Task prompt
Repeat the data verbatim.
┌─ Data for this task
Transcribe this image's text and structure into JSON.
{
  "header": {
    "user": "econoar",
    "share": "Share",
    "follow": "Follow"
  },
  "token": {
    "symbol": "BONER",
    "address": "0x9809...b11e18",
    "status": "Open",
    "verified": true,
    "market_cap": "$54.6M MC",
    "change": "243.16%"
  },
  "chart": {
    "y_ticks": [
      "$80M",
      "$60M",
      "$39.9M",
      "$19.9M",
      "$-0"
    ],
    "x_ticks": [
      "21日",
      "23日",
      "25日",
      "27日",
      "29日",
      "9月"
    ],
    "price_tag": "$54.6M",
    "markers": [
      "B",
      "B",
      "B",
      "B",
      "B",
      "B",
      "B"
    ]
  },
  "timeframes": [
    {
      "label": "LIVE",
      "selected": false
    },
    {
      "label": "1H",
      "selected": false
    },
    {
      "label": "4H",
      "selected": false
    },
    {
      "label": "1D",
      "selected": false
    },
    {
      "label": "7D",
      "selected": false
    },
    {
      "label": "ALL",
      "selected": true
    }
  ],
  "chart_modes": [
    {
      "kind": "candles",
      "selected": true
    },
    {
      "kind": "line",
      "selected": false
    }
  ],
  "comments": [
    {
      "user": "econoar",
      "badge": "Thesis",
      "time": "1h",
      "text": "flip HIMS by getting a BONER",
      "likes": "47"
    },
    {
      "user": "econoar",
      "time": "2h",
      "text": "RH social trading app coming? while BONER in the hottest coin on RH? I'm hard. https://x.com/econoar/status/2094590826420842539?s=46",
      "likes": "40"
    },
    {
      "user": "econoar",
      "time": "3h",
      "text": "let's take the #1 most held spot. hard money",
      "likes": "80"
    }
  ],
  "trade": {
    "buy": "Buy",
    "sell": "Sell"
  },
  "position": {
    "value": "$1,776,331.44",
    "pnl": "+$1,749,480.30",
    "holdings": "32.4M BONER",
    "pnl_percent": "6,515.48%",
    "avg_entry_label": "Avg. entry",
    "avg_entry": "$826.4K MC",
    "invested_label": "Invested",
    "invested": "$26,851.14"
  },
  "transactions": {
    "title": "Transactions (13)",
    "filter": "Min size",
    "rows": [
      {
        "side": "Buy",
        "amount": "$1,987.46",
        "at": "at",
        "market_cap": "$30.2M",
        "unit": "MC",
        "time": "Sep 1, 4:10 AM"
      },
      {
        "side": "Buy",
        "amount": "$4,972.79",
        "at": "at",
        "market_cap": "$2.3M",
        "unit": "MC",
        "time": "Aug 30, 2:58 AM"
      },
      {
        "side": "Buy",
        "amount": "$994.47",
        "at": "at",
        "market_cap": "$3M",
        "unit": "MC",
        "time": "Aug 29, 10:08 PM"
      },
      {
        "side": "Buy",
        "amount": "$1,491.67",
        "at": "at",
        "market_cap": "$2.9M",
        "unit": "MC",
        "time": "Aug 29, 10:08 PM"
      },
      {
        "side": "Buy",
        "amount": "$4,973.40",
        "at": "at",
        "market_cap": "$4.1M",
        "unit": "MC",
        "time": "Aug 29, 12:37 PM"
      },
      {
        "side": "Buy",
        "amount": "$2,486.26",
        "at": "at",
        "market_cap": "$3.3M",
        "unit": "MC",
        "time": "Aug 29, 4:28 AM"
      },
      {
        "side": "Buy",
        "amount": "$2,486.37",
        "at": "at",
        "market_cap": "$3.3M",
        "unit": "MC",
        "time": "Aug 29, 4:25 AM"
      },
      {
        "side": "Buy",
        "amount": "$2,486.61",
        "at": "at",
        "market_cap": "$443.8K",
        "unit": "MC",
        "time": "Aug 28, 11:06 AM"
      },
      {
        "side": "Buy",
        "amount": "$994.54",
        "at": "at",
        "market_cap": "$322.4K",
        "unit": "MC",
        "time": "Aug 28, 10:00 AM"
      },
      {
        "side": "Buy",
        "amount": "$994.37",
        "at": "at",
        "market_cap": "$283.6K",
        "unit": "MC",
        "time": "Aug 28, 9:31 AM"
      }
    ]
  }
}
└─
Response
Transcribe this image's text and structure into JSON.
{
  "header": {
    "user": "econoar",
    "share": "Share",
    "follow": "Follow"
  },
  "token": {
    "symbol": "BONER",
    "address": "0x9809...b11e18",
    "status": "Open",
    "verified": true,
    "market_cap": "$54.6M MC",
    "change": "243.16%"
  },
  "chart": {
    "y_ticks": [
      "$80M",
      "$60M",
      "$39.9M",
      "$19.9M",
      "$-0"
    ],
    "x_ticks": [
      "21日",
      "23日",
      "25日",
      "27日",
      "29日",
      "9月"
    ],
    "price_tag": "$54.6M",
    "markers": [
      "B",
      "B",
      "B",
      "B",
      "B",
      "B",
      "B"
    ]
  },
  "timeframes": [
    {
      "label": "LIVE",
      "selected": false
    },
    {
      "label": "1H",
      "selected": false
    },
    {
      "label": "4H",
      "selected": false
    },
    {
      "label": "1D",
      "selected": false
    },
    {
      "label": "7D",
      "selected": false
    },
    {
      "label": "ALL",
      "selected": true
    }
  ],
  "chart_modes": [
    {
      "kind": "candles",
      "selected": true
    },
    {
      "kind": "line",
      "selected": false
    }
  ],
  "comments": [
    {
      "user": "econoar",
      "badge": "Thesis",
      "time": "1h",
      "text": "flip HIMS by getting a BONER",
      "likes": "47"
    },
    {
      "user": "econoar",
      "time": "2h",
      "text": "RH social trading app coming? while BONER in the hottest coin on RH? I'm hard. https://x.com/econoar/status/2094590826420842539?s=46",
      "likes": "40"
    },
    {
      "user": "econoar",
      "time": "3h",
      "text": "let's take the #1 most held spot. hard money",
      "likes": "80"
    }
  ],
  "trade": {
    "buy": "Buy",
    "sell": "Sell"
  },
  "position": {
    "value": "$1,776,331.44",
    "pnl": "+$1,749,480.30",
    "holdings": "32.4M BONER",
    "pnl_percent": "6,515.48%",
    "avg_entry_label": "Avg. entry",
    "avg_entry": "$826.4K MC",
    "invested_label": "Invested",
    "invested": "$26,851.14"
  },
  "transactions": {
    "title": "Transactions (13)",
    "filter": "Min size",
    "rows": [
      {
        "side": "Buy",
        "amount": "$1,987.46",
        "at": "at",
        "market_cap": "$30.2M",
        "unit": "MC",
        "time": "Sep 1, 4:10 AM"
      },
      {
        "side": "Buy",
        "amount": "$4,972.79",
        "at": "at",
        "market_cap": "$2.3M",
        "unit": "MC",
        "time": "Aug 30, 2:58 AM"
      },
      {
        "side": "Buy",
        "amount": "$994.47",
        "at": "at",
        "market_cap": "$3M",
        "unit": "MC",
        "time": "Aug 29, 10:08 PM"
      },
      {
        "side": "Buy",
        "amount": "$1,491.67",
        "at": "at",
        "market_cap": "$2.9M",
        "unit": "MC",
        "time": "Aug 29, 10:08 PM"
      },
      {
        "side": "Buy",
        "amount": "$4,973.40",
        "at": "at",
        "market_cap": "$4.1M",
        "unit": "MC",
        "time": "Aug 29, 12:37 PM"
      },
      {
        "side": "Buy",
        "amount": "$2,486.26",
        "at": "at",
        "market_cap": "$3.3M",
        "unit": "MC",
        "time": "Aug 29, 4:28 AM"
      },
      {
        "side": "Buy",
        "amount": "$2,486.37",
        "at": "at",
        "market_cap": "$3.3M",
        "unit": "MC",
        "time": "Aug 29, 4:25 AM"
      },
      {
        "side": "Buy",
        "amount": "$2,486.61",
        "at": "at",
        "market_cap": "$443.8K",
        "unit": "MC",
        "time": "Aug 28, 11:06 AM"
      },
      {
        "side": "Buy",
        "amount": "$994.54",
        "at": "at",
        "market_cap": "$322.4K",
        "unit": "MC",
        "time": "Aug 28, 10:00 AM"
      },
      {
        "side": "Buy",
        "amount": "$994.37",
        "at": "at",
        "market_cap": "$283.6K",
        "unit": "MC",
        "time": "Aug 28, 9:31 AM"
      }
    ]
  }
}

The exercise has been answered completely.